# START OF Available records

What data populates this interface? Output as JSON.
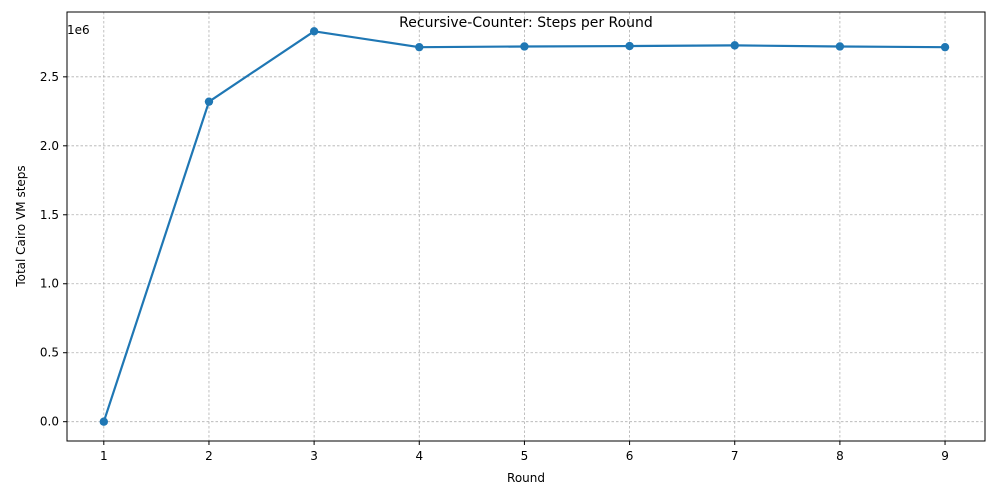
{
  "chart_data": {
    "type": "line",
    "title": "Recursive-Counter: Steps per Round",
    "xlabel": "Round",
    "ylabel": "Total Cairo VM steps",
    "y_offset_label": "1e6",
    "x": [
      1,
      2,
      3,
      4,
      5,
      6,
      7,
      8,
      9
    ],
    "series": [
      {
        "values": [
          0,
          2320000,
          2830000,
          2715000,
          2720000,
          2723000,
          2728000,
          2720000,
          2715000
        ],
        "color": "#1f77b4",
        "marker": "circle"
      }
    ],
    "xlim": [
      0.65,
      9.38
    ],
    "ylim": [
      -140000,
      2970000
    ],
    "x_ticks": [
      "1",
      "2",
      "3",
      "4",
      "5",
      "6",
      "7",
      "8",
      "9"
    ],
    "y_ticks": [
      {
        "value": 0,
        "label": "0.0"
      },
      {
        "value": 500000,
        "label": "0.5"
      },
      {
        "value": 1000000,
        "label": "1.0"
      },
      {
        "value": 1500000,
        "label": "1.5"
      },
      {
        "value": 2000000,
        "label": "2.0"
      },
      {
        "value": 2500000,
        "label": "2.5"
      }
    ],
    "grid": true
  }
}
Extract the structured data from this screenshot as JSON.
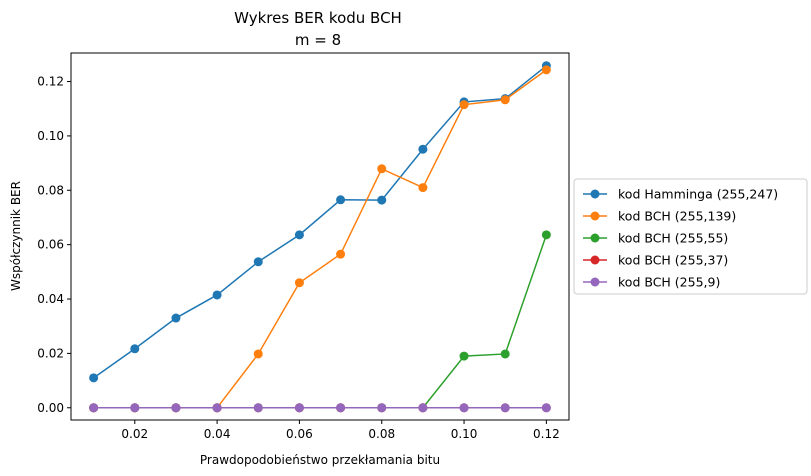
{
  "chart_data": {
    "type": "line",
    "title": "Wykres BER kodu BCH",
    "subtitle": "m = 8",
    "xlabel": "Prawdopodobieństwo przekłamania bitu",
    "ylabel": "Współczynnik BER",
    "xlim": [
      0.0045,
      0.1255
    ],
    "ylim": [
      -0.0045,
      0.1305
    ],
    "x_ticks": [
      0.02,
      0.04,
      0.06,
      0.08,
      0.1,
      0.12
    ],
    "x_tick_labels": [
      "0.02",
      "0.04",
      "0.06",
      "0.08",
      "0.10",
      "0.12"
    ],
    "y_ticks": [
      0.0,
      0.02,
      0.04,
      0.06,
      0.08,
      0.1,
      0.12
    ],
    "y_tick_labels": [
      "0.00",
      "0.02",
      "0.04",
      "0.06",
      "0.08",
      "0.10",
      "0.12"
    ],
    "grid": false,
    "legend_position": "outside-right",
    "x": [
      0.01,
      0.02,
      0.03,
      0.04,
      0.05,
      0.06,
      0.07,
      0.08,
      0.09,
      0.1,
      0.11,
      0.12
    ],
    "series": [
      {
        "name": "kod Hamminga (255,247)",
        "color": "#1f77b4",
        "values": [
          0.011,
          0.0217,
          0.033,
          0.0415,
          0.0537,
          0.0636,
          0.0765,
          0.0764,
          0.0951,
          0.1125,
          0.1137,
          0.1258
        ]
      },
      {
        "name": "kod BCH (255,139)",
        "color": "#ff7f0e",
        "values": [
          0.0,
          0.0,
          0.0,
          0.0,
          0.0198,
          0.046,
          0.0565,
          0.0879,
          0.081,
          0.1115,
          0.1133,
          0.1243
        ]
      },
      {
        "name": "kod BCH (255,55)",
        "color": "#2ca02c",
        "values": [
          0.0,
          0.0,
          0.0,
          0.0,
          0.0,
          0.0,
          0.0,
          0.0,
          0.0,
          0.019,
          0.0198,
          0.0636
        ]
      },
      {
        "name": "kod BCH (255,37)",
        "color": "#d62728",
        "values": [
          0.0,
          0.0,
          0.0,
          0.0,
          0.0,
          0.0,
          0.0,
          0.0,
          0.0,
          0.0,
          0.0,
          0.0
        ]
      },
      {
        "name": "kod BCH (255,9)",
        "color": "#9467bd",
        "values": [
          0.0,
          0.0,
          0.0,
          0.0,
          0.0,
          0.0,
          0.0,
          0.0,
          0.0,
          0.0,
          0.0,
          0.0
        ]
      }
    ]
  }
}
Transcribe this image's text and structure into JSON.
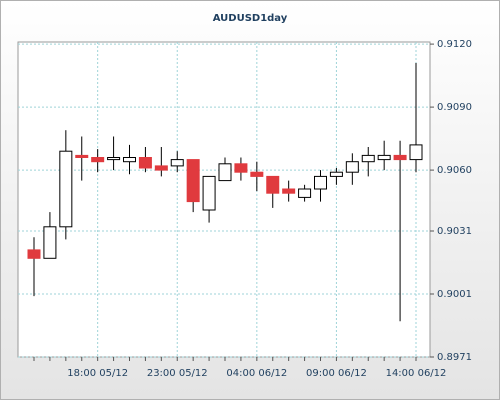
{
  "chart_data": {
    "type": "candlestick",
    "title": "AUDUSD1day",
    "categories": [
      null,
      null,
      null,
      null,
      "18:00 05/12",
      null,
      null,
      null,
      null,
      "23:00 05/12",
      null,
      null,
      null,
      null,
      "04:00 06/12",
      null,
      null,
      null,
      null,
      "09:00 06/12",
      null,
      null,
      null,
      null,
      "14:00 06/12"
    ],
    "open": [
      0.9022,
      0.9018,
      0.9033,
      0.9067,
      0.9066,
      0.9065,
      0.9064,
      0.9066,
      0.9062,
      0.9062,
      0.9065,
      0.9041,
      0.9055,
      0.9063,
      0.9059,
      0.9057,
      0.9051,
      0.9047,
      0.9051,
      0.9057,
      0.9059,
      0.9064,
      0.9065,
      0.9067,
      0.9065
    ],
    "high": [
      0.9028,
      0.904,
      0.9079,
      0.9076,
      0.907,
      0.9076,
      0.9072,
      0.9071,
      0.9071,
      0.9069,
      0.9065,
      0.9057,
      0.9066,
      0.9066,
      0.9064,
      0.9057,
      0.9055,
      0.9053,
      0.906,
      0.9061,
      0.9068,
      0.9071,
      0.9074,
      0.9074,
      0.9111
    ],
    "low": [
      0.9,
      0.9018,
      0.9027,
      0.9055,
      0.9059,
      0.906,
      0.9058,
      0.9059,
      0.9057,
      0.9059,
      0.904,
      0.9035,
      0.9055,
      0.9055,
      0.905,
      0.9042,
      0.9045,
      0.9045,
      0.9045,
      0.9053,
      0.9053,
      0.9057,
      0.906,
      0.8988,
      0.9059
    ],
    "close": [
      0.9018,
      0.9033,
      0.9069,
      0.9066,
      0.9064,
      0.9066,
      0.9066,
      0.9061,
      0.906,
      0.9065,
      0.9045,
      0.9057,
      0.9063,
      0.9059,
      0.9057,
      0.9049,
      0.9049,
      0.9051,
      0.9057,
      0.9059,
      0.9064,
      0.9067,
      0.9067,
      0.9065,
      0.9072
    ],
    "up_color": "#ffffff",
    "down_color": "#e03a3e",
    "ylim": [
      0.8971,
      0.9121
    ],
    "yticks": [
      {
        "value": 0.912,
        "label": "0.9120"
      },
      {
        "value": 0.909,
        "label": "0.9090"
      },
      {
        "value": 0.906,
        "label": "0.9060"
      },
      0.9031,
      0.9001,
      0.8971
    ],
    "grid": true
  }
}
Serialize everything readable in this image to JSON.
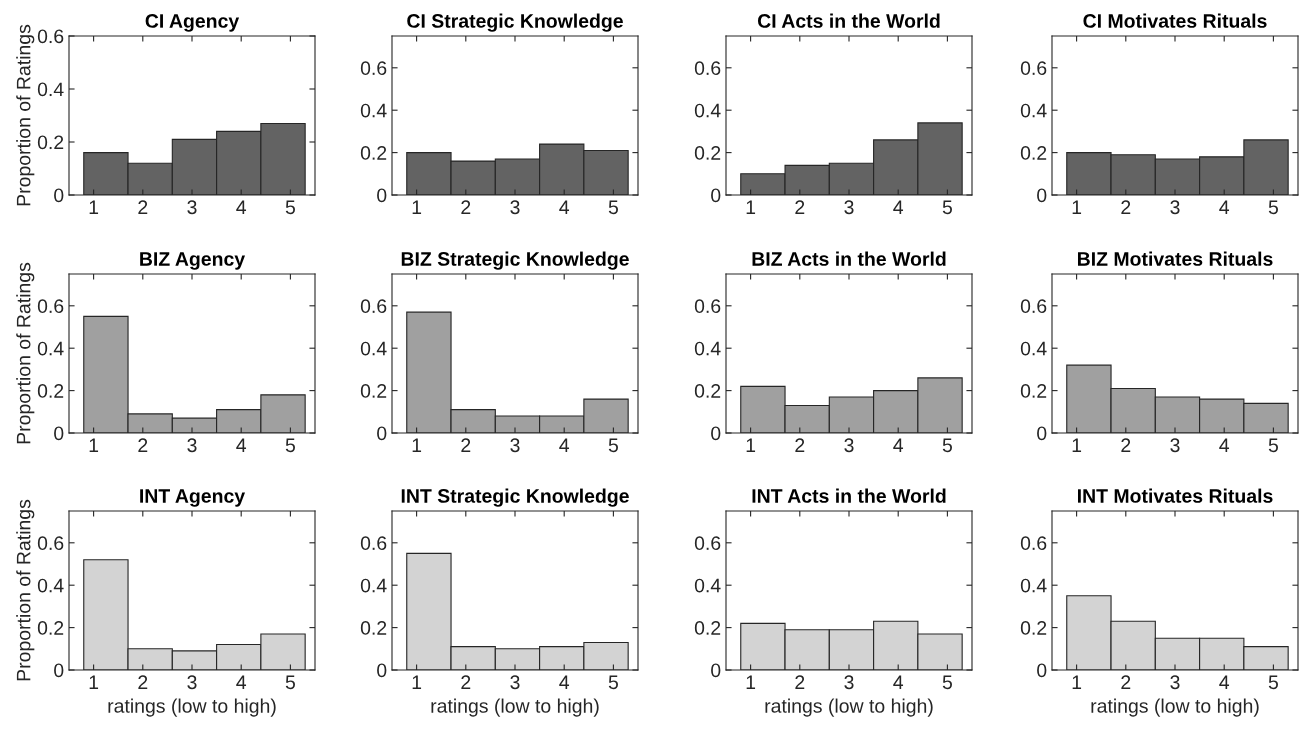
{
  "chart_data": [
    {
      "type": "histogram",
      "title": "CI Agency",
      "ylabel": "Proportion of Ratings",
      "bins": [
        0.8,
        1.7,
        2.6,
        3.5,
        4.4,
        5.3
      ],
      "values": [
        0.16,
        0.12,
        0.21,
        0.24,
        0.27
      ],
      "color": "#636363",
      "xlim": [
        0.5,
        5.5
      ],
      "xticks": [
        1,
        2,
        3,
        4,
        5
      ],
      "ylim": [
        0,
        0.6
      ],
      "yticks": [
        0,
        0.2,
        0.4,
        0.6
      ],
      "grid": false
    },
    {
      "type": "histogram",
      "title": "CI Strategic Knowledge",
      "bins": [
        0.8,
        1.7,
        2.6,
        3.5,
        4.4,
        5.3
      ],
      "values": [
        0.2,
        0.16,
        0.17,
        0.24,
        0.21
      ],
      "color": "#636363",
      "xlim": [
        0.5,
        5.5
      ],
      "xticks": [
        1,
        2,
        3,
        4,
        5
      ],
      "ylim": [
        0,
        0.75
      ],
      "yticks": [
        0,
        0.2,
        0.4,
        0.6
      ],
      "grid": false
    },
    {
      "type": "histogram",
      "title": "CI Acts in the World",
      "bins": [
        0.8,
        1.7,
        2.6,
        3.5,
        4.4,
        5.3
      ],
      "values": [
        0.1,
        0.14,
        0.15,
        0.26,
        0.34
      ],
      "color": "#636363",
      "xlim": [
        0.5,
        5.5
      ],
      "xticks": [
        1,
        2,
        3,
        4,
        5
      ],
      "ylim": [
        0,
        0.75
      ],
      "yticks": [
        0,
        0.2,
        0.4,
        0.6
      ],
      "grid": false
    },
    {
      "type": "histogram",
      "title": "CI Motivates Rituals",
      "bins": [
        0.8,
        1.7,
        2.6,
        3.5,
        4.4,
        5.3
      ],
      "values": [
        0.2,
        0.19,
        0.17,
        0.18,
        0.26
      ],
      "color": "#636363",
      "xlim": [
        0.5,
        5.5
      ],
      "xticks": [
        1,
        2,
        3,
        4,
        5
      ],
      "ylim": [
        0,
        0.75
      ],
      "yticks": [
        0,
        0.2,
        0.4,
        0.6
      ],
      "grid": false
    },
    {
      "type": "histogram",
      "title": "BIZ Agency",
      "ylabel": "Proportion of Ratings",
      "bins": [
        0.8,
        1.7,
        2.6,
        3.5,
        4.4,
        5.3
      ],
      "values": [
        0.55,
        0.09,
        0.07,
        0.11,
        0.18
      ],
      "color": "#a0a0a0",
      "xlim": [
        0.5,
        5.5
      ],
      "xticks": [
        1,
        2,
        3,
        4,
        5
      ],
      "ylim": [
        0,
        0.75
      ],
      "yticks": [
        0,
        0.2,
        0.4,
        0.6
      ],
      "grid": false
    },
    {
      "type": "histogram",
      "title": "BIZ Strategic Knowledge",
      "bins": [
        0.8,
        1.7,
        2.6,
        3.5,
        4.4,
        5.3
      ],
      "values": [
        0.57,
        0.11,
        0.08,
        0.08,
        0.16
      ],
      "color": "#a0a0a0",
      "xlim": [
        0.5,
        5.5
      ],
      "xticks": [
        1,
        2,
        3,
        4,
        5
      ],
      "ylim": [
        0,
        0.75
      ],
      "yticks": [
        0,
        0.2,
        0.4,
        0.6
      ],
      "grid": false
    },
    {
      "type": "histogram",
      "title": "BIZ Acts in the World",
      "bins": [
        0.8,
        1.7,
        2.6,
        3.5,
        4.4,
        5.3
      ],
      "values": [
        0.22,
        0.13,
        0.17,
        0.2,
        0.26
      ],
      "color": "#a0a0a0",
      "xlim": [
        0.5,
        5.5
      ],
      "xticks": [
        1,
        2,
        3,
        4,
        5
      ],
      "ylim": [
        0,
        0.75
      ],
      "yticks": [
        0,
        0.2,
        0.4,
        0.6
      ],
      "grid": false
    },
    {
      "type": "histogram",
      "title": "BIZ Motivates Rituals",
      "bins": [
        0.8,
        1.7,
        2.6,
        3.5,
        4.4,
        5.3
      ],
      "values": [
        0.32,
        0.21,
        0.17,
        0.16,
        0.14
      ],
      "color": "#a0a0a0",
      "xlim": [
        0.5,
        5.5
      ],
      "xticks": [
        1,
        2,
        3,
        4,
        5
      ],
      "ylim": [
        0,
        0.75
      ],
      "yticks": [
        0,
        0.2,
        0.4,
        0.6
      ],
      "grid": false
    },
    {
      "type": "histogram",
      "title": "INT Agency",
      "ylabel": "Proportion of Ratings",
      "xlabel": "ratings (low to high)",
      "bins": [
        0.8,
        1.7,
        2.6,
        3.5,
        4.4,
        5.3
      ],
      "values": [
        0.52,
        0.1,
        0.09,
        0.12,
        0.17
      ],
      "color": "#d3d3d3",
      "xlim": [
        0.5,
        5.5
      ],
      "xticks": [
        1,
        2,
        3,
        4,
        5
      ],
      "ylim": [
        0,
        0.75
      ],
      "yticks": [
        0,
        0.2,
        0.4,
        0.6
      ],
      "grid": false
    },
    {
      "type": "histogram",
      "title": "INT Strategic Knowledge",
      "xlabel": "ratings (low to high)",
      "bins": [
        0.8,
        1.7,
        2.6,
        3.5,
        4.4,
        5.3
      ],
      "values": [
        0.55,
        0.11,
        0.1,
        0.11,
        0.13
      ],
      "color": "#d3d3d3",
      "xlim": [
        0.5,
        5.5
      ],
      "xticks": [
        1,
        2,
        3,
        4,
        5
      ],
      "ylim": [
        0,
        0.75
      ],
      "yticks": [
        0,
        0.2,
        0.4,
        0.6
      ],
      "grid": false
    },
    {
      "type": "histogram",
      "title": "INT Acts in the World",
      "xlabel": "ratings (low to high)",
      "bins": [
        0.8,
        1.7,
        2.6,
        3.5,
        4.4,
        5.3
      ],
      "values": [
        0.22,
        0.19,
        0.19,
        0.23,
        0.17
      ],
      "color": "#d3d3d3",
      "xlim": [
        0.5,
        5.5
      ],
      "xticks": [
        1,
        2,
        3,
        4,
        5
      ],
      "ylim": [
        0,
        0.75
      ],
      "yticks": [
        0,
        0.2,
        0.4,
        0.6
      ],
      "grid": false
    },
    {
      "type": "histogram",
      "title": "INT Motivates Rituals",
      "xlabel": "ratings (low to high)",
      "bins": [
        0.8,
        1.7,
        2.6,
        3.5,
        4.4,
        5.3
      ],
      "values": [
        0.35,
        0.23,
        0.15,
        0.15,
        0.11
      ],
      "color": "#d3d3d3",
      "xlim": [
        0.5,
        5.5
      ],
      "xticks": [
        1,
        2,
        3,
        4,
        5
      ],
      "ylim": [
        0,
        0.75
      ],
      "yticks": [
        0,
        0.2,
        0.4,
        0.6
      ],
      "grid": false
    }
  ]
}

# END OF Available records

**What you are asked to do:**
Write out each line of the data that holds the string "Strategic".

**Response:**
      "title": "CI Strategic Knowledge",
      "title": "BIZ Strategic Knowledge",
      "title": "INT Strategic Knowledge",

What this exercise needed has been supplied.